Data entries for graphics:
▬▬▬▬▬▬

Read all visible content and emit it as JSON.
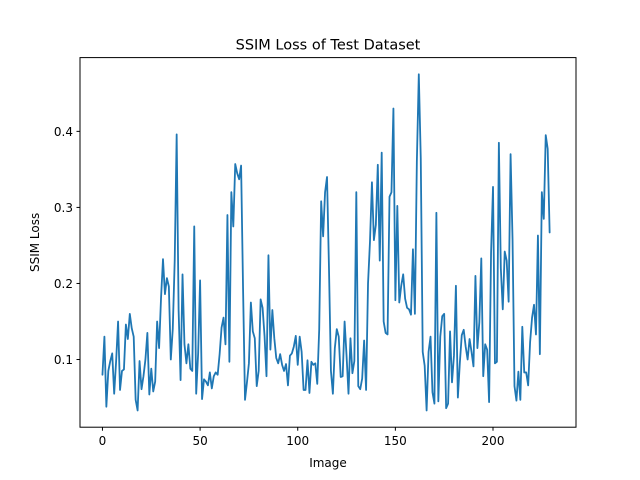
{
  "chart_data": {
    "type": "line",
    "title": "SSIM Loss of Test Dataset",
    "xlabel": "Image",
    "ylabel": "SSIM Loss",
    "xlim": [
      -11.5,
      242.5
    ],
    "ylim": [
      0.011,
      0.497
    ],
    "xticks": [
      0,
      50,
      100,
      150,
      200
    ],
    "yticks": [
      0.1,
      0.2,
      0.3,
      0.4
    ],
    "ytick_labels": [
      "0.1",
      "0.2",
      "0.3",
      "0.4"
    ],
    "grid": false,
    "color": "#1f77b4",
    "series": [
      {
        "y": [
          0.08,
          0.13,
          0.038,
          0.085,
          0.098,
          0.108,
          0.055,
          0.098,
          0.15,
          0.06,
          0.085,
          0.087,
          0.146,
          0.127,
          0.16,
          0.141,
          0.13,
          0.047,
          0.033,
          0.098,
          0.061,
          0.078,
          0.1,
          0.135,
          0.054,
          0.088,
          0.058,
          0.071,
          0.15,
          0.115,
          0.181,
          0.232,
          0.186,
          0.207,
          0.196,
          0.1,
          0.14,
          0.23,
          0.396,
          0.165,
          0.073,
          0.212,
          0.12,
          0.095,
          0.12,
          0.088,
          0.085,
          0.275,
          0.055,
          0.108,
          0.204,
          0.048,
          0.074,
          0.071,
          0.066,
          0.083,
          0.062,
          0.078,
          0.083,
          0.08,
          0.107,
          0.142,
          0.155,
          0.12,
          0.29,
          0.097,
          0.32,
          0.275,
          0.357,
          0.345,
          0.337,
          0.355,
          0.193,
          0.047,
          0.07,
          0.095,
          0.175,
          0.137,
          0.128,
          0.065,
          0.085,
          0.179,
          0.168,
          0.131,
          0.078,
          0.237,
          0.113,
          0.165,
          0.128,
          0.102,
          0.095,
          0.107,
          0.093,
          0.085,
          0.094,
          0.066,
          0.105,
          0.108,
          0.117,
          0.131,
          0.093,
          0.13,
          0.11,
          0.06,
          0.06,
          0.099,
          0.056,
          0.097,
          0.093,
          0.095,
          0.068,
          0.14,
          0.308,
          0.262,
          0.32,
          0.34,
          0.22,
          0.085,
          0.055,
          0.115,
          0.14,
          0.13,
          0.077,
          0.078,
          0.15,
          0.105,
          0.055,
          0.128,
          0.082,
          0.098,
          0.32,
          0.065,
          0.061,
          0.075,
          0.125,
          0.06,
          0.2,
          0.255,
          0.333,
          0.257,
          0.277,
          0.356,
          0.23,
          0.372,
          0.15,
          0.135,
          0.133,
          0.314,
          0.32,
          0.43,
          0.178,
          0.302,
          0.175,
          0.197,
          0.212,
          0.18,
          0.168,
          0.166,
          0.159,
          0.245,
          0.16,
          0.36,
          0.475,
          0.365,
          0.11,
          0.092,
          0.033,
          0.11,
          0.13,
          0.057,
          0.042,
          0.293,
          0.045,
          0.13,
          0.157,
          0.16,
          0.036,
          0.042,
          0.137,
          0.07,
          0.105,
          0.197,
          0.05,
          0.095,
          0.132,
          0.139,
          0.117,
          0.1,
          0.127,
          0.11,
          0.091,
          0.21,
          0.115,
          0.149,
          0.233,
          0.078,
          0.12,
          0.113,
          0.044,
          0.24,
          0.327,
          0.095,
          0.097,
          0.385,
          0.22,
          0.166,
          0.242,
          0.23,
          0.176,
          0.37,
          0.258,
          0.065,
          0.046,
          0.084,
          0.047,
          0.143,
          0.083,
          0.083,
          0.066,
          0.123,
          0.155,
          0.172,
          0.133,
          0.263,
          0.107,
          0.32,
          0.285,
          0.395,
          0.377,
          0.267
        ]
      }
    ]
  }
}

▬▬▬▬▬▬

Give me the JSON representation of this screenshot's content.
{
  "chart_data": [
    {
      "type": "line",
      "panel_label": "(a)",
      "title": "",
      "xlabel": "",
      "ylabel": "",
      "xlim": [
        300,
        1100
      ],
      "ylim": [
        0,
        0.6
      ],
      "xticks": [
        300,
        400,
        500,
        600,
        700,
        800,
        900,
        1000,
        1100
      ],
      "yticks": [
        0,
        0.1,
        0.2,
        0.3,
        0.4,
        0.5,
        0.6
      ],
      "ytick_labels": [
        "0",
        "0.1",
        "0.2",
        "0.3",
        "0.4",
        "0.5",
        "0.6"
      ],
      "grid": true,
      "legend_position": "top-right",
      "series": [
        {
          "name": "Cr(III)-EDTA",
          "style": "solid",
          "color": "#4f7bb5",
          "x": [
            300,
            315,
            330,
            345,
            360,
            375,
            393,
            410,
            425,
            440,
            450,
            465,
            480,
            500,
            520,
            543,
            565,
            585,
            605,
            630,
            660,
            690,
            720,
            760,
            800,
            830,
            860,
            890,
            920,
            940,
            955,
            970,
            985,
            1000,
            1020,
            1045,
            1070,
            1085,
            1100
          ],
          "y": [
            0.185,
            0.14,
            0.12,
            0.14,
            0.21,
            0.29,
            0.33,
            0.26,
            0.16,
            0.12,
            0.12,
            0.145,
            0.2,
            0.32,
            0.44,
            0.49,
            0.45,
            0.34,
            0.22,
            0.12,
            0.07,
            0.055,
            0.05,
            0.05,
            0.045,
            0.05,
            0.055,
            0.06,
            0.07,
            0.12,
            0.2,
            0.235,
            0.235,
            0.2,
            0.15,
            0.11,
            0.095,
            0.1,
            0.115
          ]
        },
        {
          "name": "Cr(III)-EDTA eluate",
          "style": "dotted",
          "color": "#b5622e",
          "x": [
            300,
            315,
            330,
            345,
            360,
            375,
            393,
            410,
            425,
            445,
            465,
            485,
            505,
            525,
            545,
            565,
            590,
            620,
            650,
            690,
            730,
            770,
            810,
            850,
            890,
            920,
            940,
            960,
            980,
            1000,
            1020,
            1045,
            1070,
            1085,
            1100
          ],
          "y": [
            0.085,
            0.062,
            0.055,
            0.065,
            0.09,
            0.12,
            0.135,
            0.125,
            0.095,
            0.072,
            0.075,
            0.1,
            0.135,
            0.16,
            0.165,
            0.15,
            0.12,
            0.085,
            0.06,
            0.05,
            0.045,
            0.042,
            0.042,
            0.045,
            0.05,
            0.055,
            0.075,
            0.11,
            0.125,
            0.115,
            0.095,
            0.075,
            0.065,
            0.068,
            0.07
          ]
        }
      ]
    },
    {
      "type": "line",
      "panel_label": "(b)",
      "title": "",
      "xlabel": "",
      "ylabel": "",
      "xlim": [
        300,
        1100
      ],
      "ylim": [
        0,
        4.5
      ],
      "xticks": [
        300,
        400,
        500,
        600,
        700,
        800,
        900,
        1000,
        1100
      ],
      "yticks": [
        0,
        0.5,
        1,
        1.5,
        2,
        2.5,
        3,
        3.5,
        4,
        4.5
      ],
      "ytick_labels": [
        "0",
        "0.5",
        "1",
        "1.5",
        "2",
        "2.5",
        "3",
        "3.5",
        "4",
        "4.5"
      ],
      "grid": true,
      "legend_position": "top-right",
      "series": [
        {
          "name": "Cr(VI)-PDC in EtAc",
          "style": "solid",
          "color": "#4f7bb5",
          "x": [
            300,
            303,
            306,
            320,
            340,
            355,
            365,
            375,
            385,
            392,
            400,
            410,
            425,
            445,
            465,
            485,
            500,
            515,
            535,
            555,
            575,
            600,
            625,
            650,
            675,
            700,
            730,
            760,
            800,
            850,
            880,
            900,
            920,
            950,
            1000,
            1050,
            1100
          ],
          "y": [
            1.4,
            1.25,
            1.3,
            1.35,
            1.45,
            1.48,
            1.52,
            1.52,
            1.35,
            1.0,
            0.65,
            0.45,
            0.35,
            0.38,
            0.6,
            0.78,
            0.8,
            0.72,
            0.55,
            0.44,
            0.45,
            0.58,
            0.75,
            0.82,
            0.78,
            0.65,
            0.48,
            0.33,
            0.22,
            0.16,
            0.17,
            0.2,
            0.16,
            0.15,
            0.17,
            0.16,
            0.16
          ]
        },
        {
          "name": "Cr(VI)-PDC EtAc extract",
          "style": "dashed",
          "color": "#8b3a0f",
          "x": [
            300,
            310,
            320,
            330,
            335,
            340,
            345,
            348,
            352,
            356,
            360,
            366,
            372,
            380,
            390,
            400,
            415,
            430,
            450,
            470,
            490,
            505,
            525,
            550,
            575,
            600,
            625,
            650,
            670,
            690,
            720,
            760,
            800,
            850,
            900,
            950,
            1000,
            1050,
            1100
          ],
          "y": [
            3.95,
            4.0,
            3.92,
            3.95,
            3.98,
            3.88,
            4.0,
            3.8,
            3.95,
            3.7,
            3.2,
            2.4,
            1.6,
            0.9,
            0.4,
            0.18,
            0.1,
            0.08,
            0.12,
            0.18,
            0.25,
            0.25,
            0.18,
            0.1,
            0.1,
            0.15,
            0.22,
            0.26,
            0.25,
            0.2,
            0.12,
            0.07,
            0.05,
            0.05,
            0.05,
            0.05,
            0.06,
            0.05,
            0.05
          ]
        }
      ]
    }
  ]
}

▬▬▬▬▬▬

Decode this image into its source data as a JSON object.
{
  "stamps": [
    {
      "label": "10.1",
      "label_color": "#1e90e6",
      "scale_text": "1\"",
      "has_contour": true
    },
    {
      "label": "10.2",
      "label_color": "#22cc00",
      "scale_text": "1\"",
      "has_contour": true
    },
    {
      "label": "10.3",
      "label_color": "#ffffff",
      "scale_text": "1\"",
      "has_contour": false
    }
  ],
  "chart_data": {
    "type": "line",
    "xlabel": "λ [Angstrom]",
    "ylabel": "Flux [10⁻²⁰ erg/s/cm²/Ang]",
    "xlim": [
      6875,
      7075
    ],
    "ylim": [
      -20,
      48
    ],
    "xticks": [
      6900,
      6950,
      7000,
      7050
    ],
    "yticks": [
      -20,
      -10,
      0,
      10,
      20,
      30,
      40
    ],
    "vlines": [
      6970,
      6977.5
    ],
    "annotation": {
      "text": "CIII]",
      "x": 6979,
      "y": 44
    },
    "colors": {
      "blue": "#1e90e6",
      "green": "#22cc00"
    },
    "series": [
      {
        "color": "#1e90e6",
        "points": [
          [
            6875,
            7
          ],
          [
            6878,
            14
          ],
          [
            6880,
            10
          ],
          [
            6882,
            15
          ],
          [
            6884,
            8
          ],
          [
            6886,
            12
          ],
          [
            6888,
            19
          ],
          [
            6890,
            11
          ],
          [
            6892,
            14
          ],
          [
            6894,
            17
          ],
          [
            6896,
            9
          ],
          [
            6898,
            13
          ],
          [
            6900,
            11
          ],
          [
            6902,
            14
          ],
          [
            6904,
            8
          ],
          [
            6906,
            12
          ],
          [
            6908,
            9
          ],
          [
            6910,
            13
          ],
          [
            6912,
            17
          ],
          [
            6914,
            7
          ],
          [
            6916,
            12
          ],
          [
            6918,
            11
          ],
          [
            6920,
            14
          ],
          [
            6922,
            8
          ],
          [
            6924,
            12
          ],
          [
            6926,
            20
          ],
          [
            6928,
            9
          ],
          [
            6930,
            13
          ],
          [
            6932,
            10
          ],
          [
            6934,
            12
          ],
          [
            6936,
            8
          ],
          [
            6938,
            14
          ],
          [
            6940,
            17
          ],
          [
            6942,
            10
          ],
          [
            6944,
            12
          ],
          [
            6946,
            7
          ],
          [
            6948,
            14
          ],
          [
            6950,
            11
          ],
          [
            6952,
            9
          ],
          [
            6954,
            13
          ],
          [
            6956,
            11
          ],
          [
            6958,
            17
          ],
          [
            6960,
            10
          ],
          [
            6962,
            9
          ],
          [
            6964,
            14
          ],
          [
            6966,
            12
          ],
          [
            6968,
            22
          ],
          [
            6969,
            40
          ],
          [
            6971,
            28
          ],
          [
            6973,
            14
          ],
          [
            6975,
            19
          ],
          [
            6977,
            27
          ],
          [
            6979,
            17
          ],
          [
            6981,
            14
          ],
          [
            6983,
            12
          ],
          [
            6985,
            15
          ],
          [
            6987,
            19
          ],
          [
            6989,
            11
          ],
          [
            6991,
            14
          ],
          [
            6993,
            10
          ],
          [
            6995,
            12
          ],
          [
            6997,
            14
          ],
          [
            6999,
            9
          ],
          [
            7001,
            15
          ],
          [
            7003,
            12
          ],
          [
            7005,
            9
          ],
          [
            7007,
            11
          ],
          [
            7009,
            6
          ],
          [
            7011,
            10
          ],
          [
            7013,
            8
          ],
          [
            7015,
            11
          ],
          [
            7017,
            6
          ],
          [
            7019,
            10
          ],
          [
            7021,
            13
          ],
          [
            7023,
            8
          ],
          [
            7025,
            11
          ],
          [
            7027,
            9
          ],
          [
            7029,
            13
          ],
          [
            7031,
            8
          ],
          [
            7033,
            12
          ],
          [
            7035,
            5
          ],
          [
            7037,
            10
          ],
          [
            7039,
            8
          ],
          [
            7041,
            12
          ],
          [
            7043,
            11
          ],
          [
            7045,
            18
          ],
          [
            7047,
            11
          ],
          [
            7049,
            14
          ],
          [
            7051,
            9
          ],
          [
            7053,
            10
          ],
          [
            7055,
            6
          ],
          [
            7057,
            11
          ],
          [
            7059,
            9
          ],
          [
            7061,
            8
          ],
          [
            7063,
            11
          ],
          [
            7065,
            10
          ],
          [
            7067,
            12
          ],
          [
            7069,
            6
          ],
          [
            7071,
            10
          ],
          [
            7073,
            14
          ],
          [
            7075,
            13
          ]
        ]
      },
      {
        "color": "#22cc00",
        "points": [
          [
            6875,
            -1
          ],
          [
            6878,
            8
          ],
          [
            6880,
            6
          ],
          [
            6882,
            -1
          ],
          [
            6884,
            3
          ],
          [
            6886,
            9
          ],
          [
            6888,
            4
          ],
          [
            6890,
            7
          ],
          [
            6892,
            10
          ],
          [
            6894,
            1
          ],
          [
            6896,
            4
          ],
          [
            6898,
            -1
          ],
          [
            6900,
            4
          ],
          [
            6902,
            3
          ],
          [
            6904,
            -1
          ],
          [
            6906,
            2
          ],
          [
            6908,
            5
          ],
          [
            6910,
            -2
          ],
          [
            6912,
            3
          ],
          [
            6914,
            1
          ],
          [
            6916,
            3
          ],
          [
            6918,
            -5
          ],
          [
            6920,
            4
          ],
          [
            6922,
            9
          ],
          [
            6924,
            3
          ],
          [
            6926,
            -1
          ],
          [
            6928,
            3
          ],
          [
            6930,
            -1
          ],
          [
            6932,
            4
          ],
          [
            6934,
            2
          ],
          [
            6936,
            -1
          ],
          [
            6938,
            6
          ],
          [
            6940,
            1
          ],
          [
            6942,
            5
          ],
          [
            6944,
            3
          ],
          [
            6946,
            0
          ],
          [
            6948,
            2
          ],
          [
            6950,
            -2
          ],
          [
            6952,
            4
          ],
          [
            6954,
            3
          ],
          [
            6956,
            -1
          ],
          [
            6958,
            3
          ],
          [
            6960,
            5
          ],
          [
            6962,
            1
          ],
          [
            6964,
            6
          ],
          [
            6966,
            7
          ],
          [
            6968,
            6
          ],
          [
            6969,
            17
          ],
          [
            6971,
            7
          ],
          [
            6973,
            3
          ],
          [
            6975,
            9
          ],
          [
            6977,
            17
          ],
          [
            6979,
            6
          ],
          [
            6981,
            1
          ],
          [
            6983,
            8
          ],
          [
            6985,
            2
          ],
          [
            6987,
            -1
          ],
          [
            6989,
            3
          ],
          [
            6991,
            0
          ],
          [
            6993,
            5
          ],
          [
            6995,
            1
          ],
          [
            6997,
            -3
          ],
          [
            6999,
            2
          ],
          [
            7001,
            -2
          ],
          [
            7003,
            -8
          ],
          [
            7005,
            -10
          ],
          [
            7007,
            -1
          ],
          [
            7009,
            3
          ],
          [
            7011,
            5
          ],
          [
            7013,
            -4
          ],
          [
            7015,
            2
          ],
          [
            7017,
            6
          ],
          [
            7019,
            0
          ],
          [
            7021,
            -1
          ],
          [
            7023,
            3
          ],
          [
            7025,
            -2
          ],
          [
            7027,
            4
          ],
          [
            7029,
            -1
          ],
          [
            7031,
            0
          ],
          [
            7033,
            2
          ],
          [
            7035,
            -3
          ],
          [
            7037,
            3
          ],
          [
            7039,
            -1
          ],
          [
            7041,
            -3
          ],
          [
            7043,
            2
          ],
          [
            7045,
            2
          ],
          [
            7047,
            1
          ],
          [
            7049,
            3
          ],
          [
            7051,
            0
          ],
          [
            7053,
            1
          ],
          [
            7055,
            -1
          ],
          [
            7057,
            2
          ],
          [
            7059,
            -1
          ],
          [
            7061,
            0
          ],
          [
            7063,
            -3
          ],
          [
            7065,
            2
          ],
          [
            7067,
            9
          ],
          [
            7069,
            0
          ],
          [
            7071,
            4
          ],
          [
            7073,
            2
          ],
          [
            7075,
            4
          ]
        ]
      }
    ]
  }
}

▬▬▬▬▬▬

## Written problem
Report how many lines of the data contain the word "xlabel", using the number alone.

## Result of this task
4